* The exercise
Without the images, write out the whole listing exactly.

* Records contained in a dataset
==================================================

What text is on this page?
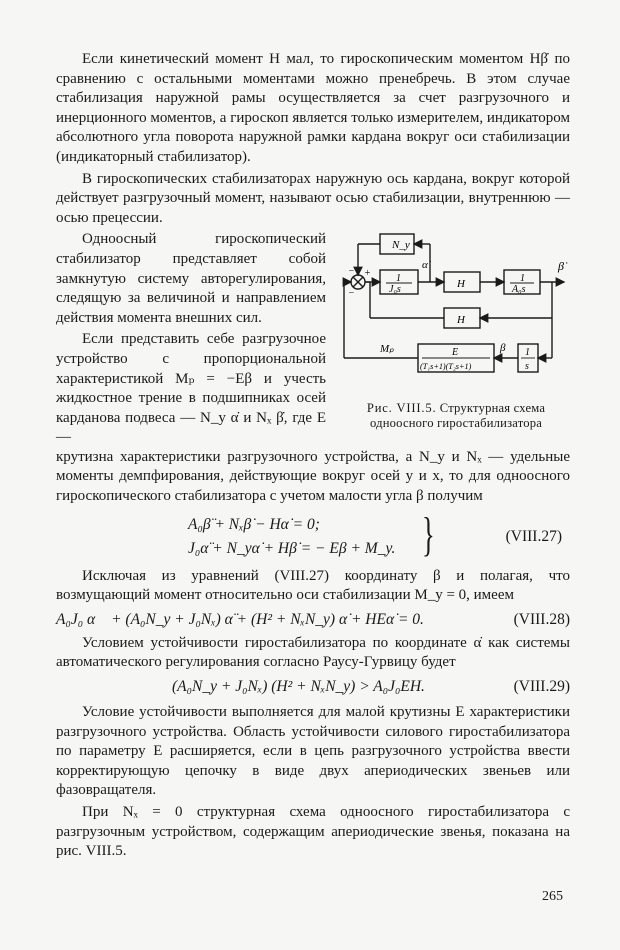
Если кинетический момент H мал, то гироскопическим моментом Hβ̇ по сравнению с остальными моментами можно пренебречь. В этом случае стабилизация наружной рамы осуществляется за счет разгрузочного и инерционного моментов, а гироскоп является только измерителем, индикатором абсолютного угла поворота наружной рамки кардана вокруг оси стабилизации (индикаторный стабилизатор).

В гироскопических стабилизаторах наружную ось кардана, вокруг которой действует разгрузочный момент, называют осью стабилизации, внутреннюю — осью прецессии.

Одноосный гироскопический стабилизатор представляет собой замкнутую систему авторегулирования, следящую за величиной и направлением действия момента внешних сил.

Если представить себе разгрузочное устройство с пропорциональной характеристикой Mₚ = −Eβ и учесть жидкостное трение в подшипниках осей карданова подвеса — N_y α̇ и Nₓ β̇, где E —

N_y
1
J₀s	H	1
A₀s
H
E
(T₁s+1)(T₂s+1)
1
s
α̇	β̇
β
Mₚ
− +
−
Рис. VIII.5. Структурная схема одноосного гиростабилизатора

крутизна характеристики разгрузочного устройства, а N_y и Nₓ — удельные моменты демпфирования, действующие вокруг осей y и x, то для одноосного гироскопического стабилизатора с учетом малости угла β получим

A₀β̈ + Nₓβ̇ − Hα̇ = 0;
J₀α̈ + N_yα̇ + Hβ̇ = − Eβ + M_y. }	(VIII.27)

Исключая из уравнений (VIII.27) координату β и полагая, что возмущающий момент относительно оси стабилизации M_y = 0, имеем

A₀J₀ α⃛ + (A₀N_y + J₀Nₓ) α̈ + (H² + NₓN_y) α̇ + HEα̇ = 0.	(VIII.28)

Условием устойчивости гиростабилизатора по координате α̇ как системы автоматического регулирования согласно Раусу-Гурвицу будет

(A₀N_y + J₀Nₓ) (H² + NₓN_y) > A₀J₀EH.	(VIII.29)

Условие устойчивости выполняется для малой крутизны E характеристики разгрузочного устройства. Область устойчивости силового гиростабилизатора по параметру E расширяется, если в цепь разгрузочного устройства ввести корректирующую цепочку в виде двух апериодических звеньев или фазовращателя.

При Nₓ = 0 структурная схема одноосного гиростабилизатора с разгрузочным устройством, содержащим апериодические звенья, показана на рис. VIII.5.

265
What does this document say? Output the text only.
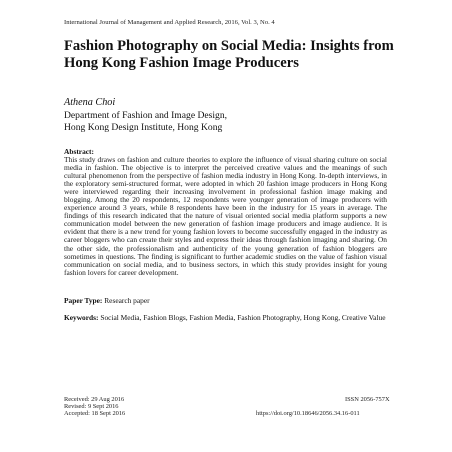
International Journal of Management and Applied Research, 2016, Vol. 3, No. 4
Fashion Photography on Social Media: Insights from Hong Kong Fashion Image Producers
Athena Choi
Department of Fashion and Image Design,
Hong Kong Design Institute, Hong Kong
Abstract:
This study draws on fashion and culture theories to explore the influence of visual sharing culture on social media in fashion. The objective is to interpret the perceived creative values and the meanings of such cultural phenomenon from the perspective of fashion media industry in Hong Kong. In-depth interviews, in the exploratory semi-structured format, were adopted in which 20 fashion image producers in Hong Kong were interviewed regarding their increasing involvement in professional fashion image making and blogging. Among the 20 respondents, 12 respondents were younger generation of image producers with experience around 3 years, while 8 respondents have been in the industry for 15 years in average. The findings of this research indicated that the nature of visual oriented social media platform supports a new communication model between the new generation of fashion image producers and image audience. It is evident that there is a new trend for young fashion lovers to become successfully engaged in the industry as career bloggers who can create their styles and express their ideas through fashion imaging and sharing. On the other side, the professionalism and authenticity of the young generation of fashion bloggers are sometimes in questions. The finding is significant to further academic studies on the value of fashion visual communication on social media, and to business sectors, in which this study provides insight for young fashion lovers for career development.
Paper Type: Research paper
Keywords: Social Media, Fashion Blogs, Fashion Media, Fashion Photography, Hong Kong, Creative Value
Received: 29 Aug 2016
Revised: 9 Sept 2016
Accepted: 18 Sept 2016
ISSN 2056-757X
https://doi.org/10.18646/2056.34.16-011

==================================================

* Output for this exercise
What text is on this page?
Если кинетический момент H мал, то гироскопическим моментом Hβ̇ по сравнению с остальными моментами можно пренебречь. В этом случае стабилизация наружной рамы осуществляется за счет разгрузочного и инерционного моментов, а гироскоп является только измерителем, индикатором абсолютного угла поворота наружной рамки кардана вокруг оси стабилизации (индикаторный стабилизатор).

В гироскопических стабилизаторах наружную ось кардана, вокруг которой действует разгрузочный момент, называют осью стабилизации, внутреннюю — осью прецессии.

Одноосный гироскопический стабилизатор представляет собой замкнутую систему авторегулирования, следящую за величиной и направлением действия момента внешних сил.

Если представить себе разгрузочное устройство с пропорциональной характеристикой Mₚ = −Eβ и учесть жидкостное трение в подшипниках осей карданова подвеса — N_y α̇ и Nₓ β̇, где E —

N_y
1
J₀s	H	1
A₀s
H
E
(T₁s+1)(T₂s+1)
1
s
α̇	β̇
β
Mₚ
− +
−
Рис. VIII.5. Структурная схема одноосного гиростабилизатора

крутизна характеристики разгрузочного устройства, а N_y и Nₓ — удельные моменты демпфирования, действующие вокруг осей y и x, то для одноосного гироскопического стабилизатора с учетом малости угла β получим

A₀β̈ + Nₓβ̇ − Hα̇ = 0;
J₀α̈ + N_yα̇ + Hβ̇ = − Eβ + M_y. }	(VIII.27)

Исключая из уравнений (VIII.27) координату β и полагая, что возмущающий момент относительно оси стабилизации M_y = 0, имеем

A₀J₀ α⃛ + (A₀N_y + J₀Nₓ) α̈ + (H² + NₓN_y) α̇ + HEα̇ = 0.	(VIII.28)

Условием устойчивости гиростабилизатора по координате α̇ как системы автоматического регулирования согласно Раусу-Гурвицу будет

(A₀N_y + J₀Nₓ) (H² + NₓN_y) > A₀J₀EH.	(VIII.29)

Условие устойчивости выполняется для малой крутизны E характеристики разгрузочного устройства. Область устойчивости силового гиростабилизатора по параметру E расширяется, если в цепь разгрузочного устройства ввести корректирующую цепочку в виде двух апериодических звеньев или фазовращателя.

При Nₓ = 0 структурная схема одноосного гиростабилизатора с разгрузочным устройством, содержащим апериодические звенья, показана на рис. VIII.5.

265
What does this document say? Output the text only.
International Journal of Management and Applied Research, 2016, Vol. 3, No. 4
Fashion Photography on Social Media: Insights from Hong Kong Fashion Image Producers
Athena Choi
Department of Fashion and Image Design,
Hong Kong Design Institute, Hong Kong
Abstract:
This study draws on fashion and culture theories to explore the influence of visual sharing culture on social media in fashion. The objective is to interpret the perceived creative values and the meanings of such cultural phenomenon from the perspective of fashion media industry in Hong Kong. In-depth interviews, in the exploratory semi-structured format, were adopted in which 20 fashion image producers in Hong Kong were interviewed regarding their increasing involvement in professional fashion image making and blogging. Among the 20 respondents, 12 respondents were younger generation of image producers with experience around 3 years, while 8 respondents have been in the industry for 15 years in average. The findings of this research indicated that the nature of visual oriented social media platform supports a new communication model between the new generation of fashion image producers and image audience. It is evident that there is a new trend for young fashion lovers to become successfully engaged in the industry as career bloggers who can create their styles and express their ideas through fashion imaging and sharing. On the other side, the professionalism and authenticity of the young generation of fashion bloggers are sometimes in questions. The finding is significant to further academic studies on the value of fashion visual communication on social media, and to business sectors, in which this study provides insight for young fashion lovers for career development.
Paper Type: Research paper
Keywords: Social Media, Fashion Blogs, Fashion Media, Fashion Photography, Hong Kong, Creative Value
Received: 29 Aug 2016
Revised: 9 Sept 2016
Accepted: 18 Sept 2016
ISSN 2056-757X
https://doi.org/10.18646/2056.34.16-011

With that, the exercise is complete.